→ **What you need to do**: Go through the data below and copy it exactly, skipping every picture.

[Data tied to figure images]
:::::

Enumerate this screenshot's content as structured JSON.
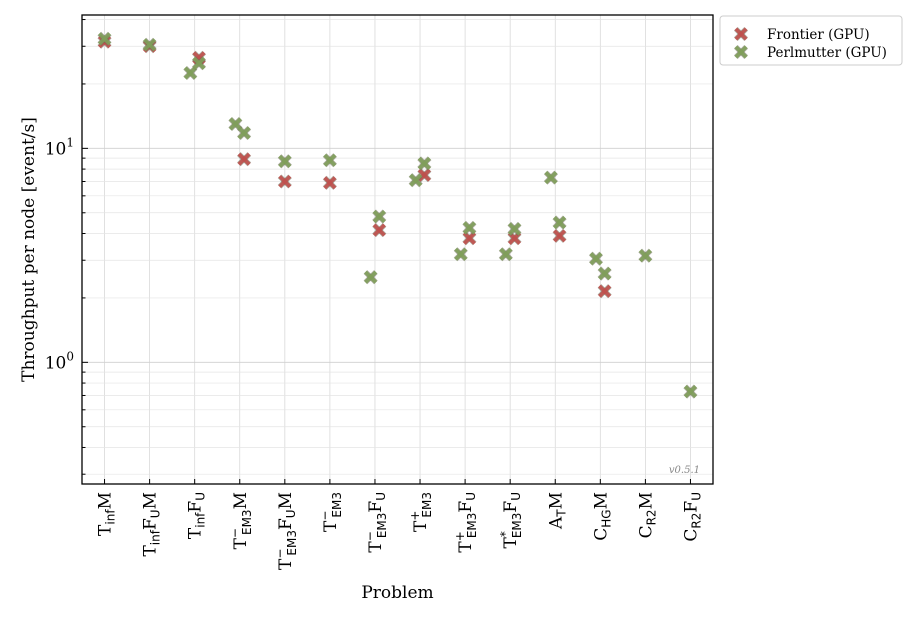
{
  "chart_data": {
    "type": "scatter",
    "title": "",
    "xlabel": "Problem",
    "ylabel": "Throughput per node [event/s]",
    "yscale": "log",
    "ylim": [
      0.27,
      42
    ],
    "grid": true,
    "legend_position": "outside-top-right",
    "version_label": "v0.5.1",
    "categories": [
      {
        "base": "T",
        "sub": "inf",
        "sup": "",
        "tail": [
          {
            "t": "M",
            "s": ""
          }
        ]
      },
      {
        "base": "T",
        "sub": "inf",
        "sup": "",
        "tail": [
          {
            "t": "F",
            "s": "U"
          },
          {
            "t": "M",
            "s": ""
          }
        ]
      },
      {
        "base": "T",
        "sub": "inf",
        "sup": "",
        "tail": [
          {
            "t": "F",
            "s": "U"
          }
        ]
      },
      {
        "base": "T",
        "sub": "EM3",
        "sup": "−",
        "tail": [
          {
            "t": "M",
            "s": ""
          }
        ]
      },
      {
        "base": "T",
        "sub": "EM3",
        "sup": "−",
        "tail": [
          {
            "t": "F",
            "s": "U"
          },
          {
            "t": "M",
            "s": ""
          }
        ]
      },
      {
        "base": "T",
        "sub": "EM3",
        "sup": "−",
        "tail": []
      },
      {
        "base": "T",
        "sub": "EM3",
        "sup": "−",
        "tail": [
          {
            "t": "F",
            "s": "U"
          }
        ]
      },
      {
        "base": "T",
        "sub": "EM3",
        "sup": "+",
        "tail": []
      },
      {
        "base": "T",
        "sub": "EM3",
        "sup": "+",
        "tail": [
          {
            "t": "F",
            "s": "U"
          }
        ]
      },
      {
        "base": "T",
        "sub": "EM3",
        "sup": "*",
        "tail": [
          {
            "t": "F",
            "s": "U"
          }
        ]
      },
      {
        "base": "A",
        "sub": "T",
        "sup": "",
        "tail": [
          {
            "t": "M",
            "s": ""
          }
        ]
      },
      {
        "base": "C",
        "sub": "HG",
        "sup": "",
        "tail": [
          {
            "t": "M",
            "s": ""
          }
        ]
      },
      {
        "base": "C",
        "sub": "R2",
        "sup": "",
        "tail": [
          {
            "t": "M",
            "s": ""
          }
        ]
      },
      {
        "base": "C",
        "sub": "R2",
        "sup": "",
        "tail": [
          {
            "t": "F",
            "s": "U"
          }
        ]
      }
    ],
    "yticks": [
      {
        "value": 1,
        "label_base": "10",
        "label_exp": "0"
      },
      {
        "value": 10,
        "label_base": "10",
        "label_exp": "1"
      }
    ],
    "series": [
      {
        "name": "Frontier (GPU)",
        "color": "#c0504d",
        "points": [
          {
            "x": 0,
            "dx": 0,
            "y": 31.5
          },
          {
            "x": 1,
            "dx": 0,
            "y": 30.0
          },
          {
            "x": 2,
            "dx": 0.08,
            "y": 26.5
          },
          {
            "x": 3,
            "dx": 0.08,
            "y": 8.9
          },
          {
            "x": 4,
            "dx": 0,
            "y": 7.0
          },
          {
            "x": 5,
            "dx": 0,
            "y": 6.9
          },
          {
            "x": 6,
            "dx": 0.08,
            "y": 4.15
          },
          {
            "x": 7,
            "dx": 0.08,
            "y": 7.5
          },
          {
            "x": 8,
            "dx": 0.08,
            "y": 3.8
          },
          {
            "x": 9,
            "dx": 0.08,
            "y": 3.8
          },
          {
            "x": 10,
            "dx": 0.08,
            "y": 3.9
          },
          {
            "x": 11,
            "dx": 0.08,
            "y": 2.15
          }
        ]
      },
      {
        "name": "Perlmutter (GPU)",
        "color": "#7f9f5a",
        "points": [
          {
            "x": 0,
            "dx": 0,
            "y": 32.5
          },
          {
            "x": 1,
            "dx": 0,
            "y": 30.5
          },
          {
            "x": 2,
            "dx": -0.08,
            "y": 22.5
          },
          {
            "x": 2,
            "dx": 0.08,
            "y": 25.0
          },
          {
            "x": 3,
            "dx": -0.08,
            "y": 13.0
          },
          {
            "x": 3,
            "dx": 0.08,
            "y": 11.8
          },
          {
            "x": 4,
            "dx": 0,
            "y": 8.7
          },
          {
            "x": 5,
            "dx": 0,
            "y": 8.8
          },
          {
            "x": 6,
            "dx": -0.08,
            "y": 2.5
          },
          {
            "x": 6,
            "dx": 0.08,
            "y": 4.8
          },
          {
            "x": 7,
            "dx": -0.08,
            "y": 7.1
          },
          {
            "x": 7,
            "dx": 0.08,
            "y": 8.5
          },
          {
            "x": 8,
            "dx": -0.08,
            "y": 3.2
          },
          {
            "x": 8,
            "dx": 0.08,
            "y": 4.25
          },
          {
            "x": 9,
            "dx": -0.08,
            "y": 3.2
          },
          {
            "x": 9,
            "dx": 0.08,
            "y": 4.2
          },
          {
            "x": 10,
            "dx": -0.08,
            "y": 7.3
          },
          {
            "x": 10,
            "dx": 0.08,
            "y": 4.5
          },
          {
            "x": 11,
            "dx": -0.08,
            "y": 3.05
          },
          {
            "x": 11,
            "dx": 0.08,
            "y": 2.6
          },
          {
            "x": 12,
            "dx": 0,
            "y": 3.15
          },
          {
            "x": 13,
            "dx": 0,
            "y": 0.73
          }
        ]
      }
    ]
  }
}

:::::

→ **Result**:
Enumerate this screenshot's content as structured JSON.
{
  "chart_data": {
    "type": "scatter",
    "title": "",
    "xlabel": "Problem",
    "ylabel": "Throughput per node [event/s]",
    "yscale": "log",
    "ylim": [
      0.27,
      42
    ],
    "grid": true,
    "legend_position": "outside-top-right",
    "version_label": "v0.5.1",
    "categories": [
      {
        "base": "T",
        "sub": "inf",
        "sup": "",
        "tail": [
          {
            "t": "M",
            "s": ""
          }
        ]
      },
      {
        "base": "T",
        "sub": "inf",
        "sup": "",
        "tail": [
          {
            "t": "F",
            "s": "U"
          },
          {
            "t": "M",
            "s": ""
          }
        ]
      },
      {
        "base": "T",
        "sub": "inf",
        "sup": "",
        "tail": [
          {
            "t": "F",
            "s": "U"
          }
        ]
      },
      {
        "base": "T",
        "sub": "EM3",
        "sup": "−",
        "tail": [
          {
            "t": "M",
            "s": ""
          }
        ]
      },
      {
        "base": "T",
        "sub": "EM3",
        "sup": "−",
        "tail": [
          {
            "t": "F",
            "s": "U"
          },
          {
            "t": "M",
            "s": ""
          }
        ]
      },
      {
        "base": "T",
        "sub": "EM3",
        "sup": "−",
        "tail": []
      },
      {
        "base": "T",
        "sub": "EM3",
        "sup": "−",
        "tail": [
          {
            "t": "F",
            "s": "U"
          }
        ]
      },
      {
        "base": "T",
        "sub": "EM3",
        "sup": "+",
        "tail": []
      },
      {
        "base": "T",
        "sub": "EM3",
        "sup": "+",
        "tail": [
          {
            "t": "F",
            "s": "U"
          }
        ]
      },
      {
        "base": "T",
        "sub": "EM3",
        "sup": "*",
        "tail": [
          {
            "t": "F",
            "s": "U"
          }
        ]
      },
      {
        "base": "A",
        "sub": "T",
        "sup": "",
        "tail": [
          {
            "t": "M",
            "s": ""
          }
        ]
      },
      {
        "base": "C",
        "sub": "HG",
        "sup": "",
        "tail": [
          {
            "t": "M",
            "s": ""
          }
        ]
      },
      {
        "base": "C",
        "sub": "R2",
        "sup": "",
        "tail": [
          {
            "t": "M",
            "s": ""
          }
        ]
      },
      {
        "base": "C",
        "sub": "R2",
        "sup": "",
        "tail": [
          {
            "t": "F",
            "s": "U"
          }
        ]
      }
    ],
    "yticks": [
      {
        "value": 1,
        "label_base": "10",
        "label_exp": "0"
      },
      {
        "value": 10,
        "label_base": "10",
        "label_exp": "1"
      }
    ],
    "series": [
      {
        "name": "Frontier (GPU)",
        "color": "#c0504d",
        "points": [
          {
            "x": 0,
            "dx": 0,
            "y": 31.5
          },
          {
            "x": 1,
            "dx": 0,
            "y": 30.0
          },
          {
            "x": 2,
            "dx": 0.08,
            "y": 26.5
          },
          {
            "x": 3,
            "dx": 0.08,
            "y": 8.9
          },
          {
            "x": 4,
            "dx": 0,
            "y": 7.0
          },
          {
            "x": 5,
            "dx": 0,
            "y": 6.9
          },
          {
            "x": 6,
            "dx": 0.08,
            "y": 4.15
          },
          {
            "x": 7,
            "dx": 0.08,
            "y": 7.5
          },
          {
            "x": 8,
            "dx": 0.08,
            "y": 3.8
          },
          {
            "x": 9,
            "dx": 0.08,
            "y": 3.8
          },
          {
            "x": 10,
            "dx": 0.08,
            "y": 3.9
          },
          {
            "x": 11,
            "dx": 0.08,
            "y": 2.15
          }
        ]
      },
      {
        "name": "Perlmutter (GPU)",
        "color": "#7f9f5a",
        "points": [
          {
            "x": 0,
            "dx": 0,
            "y": 32.5
          },
          {
            "x": 1,
            "dx": 0,
            "y": 30.5
          },
          {
            "x": 2,
            "dx": -0.08,
            "y": 22.5
          },
          {
            "x": 2,
            "dx": 0.08,
            "y": 25.0
          },
          {
            "x": 3,
            "dx": -0.08,
            "y": 13.0
          },
          {
            "x": 3,
            "dx": 0.08,
            "y": 11.8
          },
          {
            "x": 4,
            "dx": 0,
            "y": 8.7
          },
          {
            "x": 5,
            "dx": 0,
            "y": 8.8
          },
          {
            "x": 6,
            "dx": -0.08,
            "y": 2.5
          },
          {
            "x": 6,
            "dx": 0.08,
            "y": 4.8
          },
          {
            "x": 7,
            "dx": -0.08,
            "y": 7.1
          },
          {
            "x": 7,
            "dx": 0.08,
            "y": 8.5
          },
          {
            "x": 8,
            "dx": -0.08,
            "y": 3.2
          },
          {
            "x": 8,
            "dx": 0.08,
            "y": 4.25
          },
          {
            "x": 9,
            "dx": -0.08,
            "y": 3.2
          },
          {
            "x": 9,
            "dx": 0.08,
            "y": 4.2
          },
          {
            "x": 10,
            "dx": -0.08,
            "y": 7.3
          },
          {
            "x": 10,
            "dx": 0.08,
            "y": 4.5
          },
          {
            "x": 11,
            "dx": -0.08,
            "y": 3.05
          },
          {
            "x": 11,
            "dx": 0.08,
            "y": 2.6
          },
          {
            "x": 12,
            "dx": 0,
            "y": 3.15
          },
          {
            "x": 13,
            "dx": 0,
            "y": 0.73
          }
        ]
      }
    ]
  }
}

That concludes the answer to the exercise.